■ **EXERCISE**: Your task is to print all of the material verbatim.

■ **GIVEN DATA**:
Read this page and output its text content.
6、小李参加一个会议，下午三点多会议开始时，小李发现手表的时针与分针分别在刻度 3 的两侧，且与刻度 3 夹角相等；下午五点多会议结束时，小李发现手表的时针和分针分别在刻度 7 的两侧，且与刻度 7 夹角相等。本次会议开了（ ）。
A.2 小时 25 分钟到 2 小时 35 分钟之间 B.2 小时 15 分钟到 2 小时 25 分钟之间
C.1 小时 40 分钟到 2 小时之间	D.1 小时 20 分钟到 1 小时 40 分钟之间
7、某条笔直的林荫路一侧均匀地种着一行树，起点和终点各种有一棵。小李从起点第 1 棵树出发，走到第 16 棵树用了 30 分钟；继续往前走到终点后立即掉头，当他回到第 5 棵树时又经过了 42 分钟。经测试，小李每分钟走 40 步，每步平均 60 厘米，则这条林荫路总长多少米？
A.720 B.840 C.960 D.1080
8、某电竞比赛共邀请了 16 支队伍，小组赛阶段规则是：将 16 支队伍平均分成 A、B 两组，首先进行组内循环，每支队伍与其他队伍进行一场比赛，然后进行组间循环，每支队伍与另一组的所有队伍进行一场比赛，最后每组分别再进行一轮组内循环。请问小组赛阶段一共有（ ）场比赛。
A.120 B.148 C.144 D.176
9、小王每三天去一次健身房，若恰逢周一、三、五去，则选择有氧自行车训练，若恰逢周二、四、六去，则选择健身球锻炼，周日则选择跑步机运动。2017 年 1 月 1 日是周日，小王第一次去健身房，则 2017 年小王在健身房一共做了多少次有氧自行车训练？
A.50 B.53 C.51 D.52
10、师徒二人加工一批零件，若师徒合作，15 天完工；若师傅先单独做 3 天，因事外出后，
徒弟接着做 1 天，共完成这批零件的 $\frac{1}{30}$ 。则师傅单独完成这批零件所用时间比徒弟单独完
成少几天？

■ **CORRECT OUTPUT**:
Read this page and output its text content.
6、小李参加一个会议，下午三点多会议开始时，小李发现手表的时针与分针分别在刻度 3 的两侧，且与刻度 3 夹角相等；下午五点多会议结束时，小李发现手表的时针和分针分别在刻度 7 的两侧，且与刻度 7 夹角相等。本次会议开了（ ）。
A.2 小时 25 分钟到 2 小时 35 分钟之间 B.2 小时 15 分钟到 2 小时 25 分钟之间
C.1 小时 40 分钟到 2 小时之间	D.1 小时 20 分钟到 1 小时 40 分钟之间
7、某条笔直的林荫路一侧均匀地种着一行树，起点和终点各种有一棵。小李从起点第 1 棵树出发，走到第 16 棵树用了 30 分钟；继续往前走到终点后立即掉头，当他回到第 5 棵树时又经过了 42 分钟。经测试，小李每分钟走 40 步，每步平均 60 厘米，则这条林荫路总长多少米？
A.720 B.840 C.960 D.1080
8、某电竞比赛共邀请了 16 支队伍，小组赛阶段规则是：将 16 支队伍平均分成 A、B 两组，首先进行组内循环，每支队伍与其他队伍进行一场比赛，然后进行组间循环，每支队伍与另一组的所有队伍进行一场比赛，最后每组分别再进行一轮组内循环。请问小组赛阶段一共有（ ）场比赛。
A.120 B.148 C.144 D.176
9、小王每三天去一次健身房，若恰逢周一、三、五去，则选择有氧自行车训练，若恰逢周二、四、六去，则选择健身球锻炼，周日则选择跑步机运动。2017 年 1 月 1 日是周日，小王第一次去健身房，则 2017 年小王在健身房一共做了多少次有氧自行车训练？
A.50 B.53 C.51 D.52
10、师徒二人加工一批零件，若师徒合作，15 天完工；若师傅先单独做 3 天，因事外出后，
徒弟接着做 1 天，共完成这批零件的 $\frac{1}{30}$ 。则师傅单独完成这批零件所用时间比徒弟单独完
成少几天？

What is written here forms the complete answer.